* [STATED PROBLEM]: Below are some records. Pull every line that contains the word "image".

-- START --

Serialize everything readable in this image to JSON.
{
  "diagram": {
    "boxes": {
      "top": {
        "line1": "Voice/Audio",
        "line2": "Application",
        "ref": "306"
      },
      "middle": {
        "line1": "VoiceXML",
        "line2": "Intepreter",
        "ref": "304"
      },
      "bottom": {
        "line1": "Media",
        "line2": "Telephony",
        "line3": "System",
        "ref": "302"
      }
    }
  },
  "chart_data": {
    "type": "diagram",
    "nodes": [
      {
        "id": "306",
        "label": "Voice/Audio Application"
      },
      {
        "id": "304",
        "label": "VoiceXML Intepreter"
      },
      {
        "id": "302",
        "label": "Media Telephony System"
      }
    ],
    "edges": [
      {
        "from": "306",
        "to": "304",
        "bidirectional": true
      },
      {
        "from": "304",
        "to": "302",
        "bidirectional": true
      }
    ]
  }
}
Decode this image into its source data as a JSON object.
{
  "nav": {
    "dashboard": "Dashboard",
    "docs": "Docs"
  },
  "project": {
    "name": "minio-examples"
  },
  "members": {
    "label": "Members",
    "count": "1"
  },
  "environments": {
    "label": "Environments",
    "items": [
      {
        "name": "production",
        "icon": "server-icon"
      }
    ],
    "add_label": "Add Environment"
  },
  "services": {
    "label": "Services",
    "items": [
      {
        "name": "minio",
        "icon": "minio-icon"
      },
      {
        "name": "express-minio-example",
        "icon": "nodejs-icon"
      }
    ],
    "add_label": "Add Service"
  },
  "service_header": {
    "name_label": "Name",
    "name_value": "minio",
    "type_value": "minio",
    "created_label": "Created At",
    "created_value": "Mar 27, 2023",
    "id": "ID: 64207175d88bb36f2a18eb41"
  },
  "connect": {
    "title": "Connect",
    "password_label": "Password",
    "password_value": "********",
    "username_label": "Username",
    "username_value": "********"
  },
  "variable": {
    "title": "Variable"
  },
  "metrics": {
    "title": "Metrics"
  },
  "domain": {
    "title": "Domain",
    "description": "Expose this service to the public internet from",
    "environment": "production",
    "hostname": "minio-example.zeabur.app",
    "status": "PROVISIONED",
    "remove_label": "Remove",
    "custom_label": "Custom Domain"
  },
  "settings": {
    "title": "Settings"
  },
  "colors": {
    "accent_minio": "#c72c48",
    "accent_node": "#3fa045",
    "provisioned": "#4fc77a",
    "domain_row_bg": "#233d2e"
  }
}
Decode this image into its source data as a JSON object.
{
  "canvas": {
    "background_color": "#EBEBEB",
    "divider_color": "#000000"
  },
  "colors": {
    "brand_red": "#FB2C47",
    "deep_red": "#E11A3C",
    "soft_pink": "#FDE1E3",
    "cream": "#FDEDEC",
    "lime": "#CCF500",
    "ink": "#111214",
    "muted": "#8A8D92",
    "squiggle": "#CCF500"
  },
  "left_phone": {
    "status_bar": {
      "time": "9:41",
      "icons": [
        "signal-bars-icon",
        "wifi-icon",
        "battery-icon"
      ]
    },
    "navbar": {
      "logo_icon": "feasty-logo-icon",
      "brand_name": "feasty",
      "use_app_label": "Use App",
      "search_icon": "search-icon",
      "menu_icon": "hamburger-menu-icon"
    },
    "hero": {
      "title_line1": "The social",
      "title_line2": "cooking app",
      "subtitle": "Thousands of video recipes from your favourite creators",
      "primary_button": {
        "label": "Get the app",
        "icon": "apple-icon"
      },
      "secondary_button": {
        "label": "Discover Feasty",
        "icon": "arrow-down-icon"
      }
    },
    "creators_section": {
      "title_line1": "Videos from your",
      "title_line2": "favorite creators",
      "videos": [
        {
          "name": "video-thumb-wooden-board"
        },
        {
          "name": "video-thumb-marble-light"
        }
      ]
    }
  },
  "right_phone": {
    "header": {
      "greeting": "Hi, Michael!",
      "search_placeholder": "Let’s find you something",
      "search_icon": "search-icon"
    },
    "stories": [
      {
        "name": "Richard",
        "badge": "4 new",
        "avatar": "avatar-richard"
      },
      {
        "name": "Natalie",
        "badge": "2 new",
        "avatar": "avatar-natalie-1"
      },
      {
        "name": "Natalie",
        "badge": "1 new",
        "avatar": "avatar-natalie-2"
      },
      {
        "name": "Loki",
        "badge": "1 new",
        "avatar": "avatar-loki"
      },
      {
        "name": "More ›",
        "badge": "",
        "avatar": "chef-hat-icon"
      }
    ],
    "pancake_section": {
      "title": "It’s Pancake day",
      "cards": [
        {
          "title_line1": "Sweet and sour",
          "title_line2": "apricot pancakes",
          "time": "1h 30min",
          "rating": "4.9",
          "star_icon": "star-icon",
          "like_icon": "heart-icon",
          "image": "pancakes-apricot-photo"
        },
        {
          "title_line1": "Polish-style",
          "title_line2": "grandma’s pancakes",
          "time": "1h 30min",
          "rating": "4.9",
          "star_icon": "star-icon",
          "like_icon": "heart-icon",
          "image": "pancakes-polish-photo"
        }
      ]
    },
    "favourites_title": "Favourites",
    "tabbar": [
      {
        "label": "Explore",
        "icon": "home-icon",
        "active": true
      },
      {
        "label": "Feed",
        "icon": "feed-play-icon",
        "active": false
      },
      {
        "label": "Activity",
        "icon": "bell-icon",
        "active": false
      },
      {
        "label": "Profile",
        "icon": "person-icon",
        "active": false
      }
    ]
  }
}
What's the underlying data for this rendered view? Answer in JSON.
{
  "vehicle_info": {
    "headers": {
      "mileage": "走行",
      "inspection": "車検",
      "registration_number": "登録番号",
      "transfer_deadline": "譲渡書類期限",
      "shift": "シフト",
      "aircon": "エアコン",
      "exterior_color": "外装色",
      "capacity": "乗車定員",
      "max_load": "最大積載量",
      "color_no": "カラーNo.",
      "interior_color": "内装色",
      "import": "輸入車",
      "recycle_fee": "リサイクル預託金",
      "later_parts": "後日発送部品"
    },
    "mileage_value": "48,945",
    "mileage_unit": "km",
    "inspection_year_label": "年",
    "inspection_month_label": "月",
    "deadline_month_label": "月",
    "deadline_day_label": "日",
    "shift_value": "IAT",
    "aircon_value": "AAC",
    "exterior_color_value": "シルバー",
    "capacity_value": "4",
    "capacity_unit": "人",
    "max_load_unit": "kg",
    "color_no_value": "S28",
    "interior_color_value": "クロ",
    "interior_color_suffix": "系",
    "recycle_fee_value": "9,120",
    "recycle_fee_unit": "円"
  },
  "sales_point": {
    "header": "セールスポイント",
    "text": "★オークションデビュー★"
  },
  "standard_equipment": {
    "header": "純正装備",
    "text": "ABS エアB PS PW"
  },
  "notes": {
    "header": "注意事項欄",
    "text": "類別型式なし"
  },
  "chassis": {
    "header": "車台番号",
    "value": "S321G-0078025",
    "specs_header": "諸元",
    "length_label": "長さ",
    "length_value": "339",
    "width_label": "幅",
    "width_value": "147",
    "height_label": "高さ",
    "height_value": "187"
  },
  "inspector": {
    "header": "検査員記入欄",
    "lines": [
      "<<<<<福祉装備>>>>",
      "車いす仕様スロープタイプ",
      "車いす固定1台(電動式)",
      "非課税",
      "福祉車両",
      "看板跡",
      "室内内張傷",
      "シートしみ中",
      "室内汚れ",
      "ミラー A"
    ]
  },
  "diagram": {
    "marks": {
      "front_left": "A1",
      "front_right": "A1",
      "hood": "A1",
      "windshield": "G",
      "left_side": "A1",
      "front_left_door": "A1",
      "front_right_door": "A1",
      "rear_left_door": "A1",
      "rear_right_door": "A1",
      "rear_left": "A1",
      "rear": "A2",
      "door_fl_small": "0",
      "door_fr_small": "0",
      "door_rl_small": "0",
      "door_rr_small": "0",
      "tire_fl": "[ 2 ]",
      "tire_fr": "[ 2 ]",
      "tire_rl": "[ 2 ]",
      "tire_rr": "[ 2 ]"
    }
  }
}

-- END --

* [WRITTEN SOLUTION]:
Serialize everything readable in this image to JSON.
Decode this image into its source data as a JSON object.
Decode this image into its source data as a JSON object.
          "image": "pancakes-apricot-photo"
          "image": "pancakes-polish-photo"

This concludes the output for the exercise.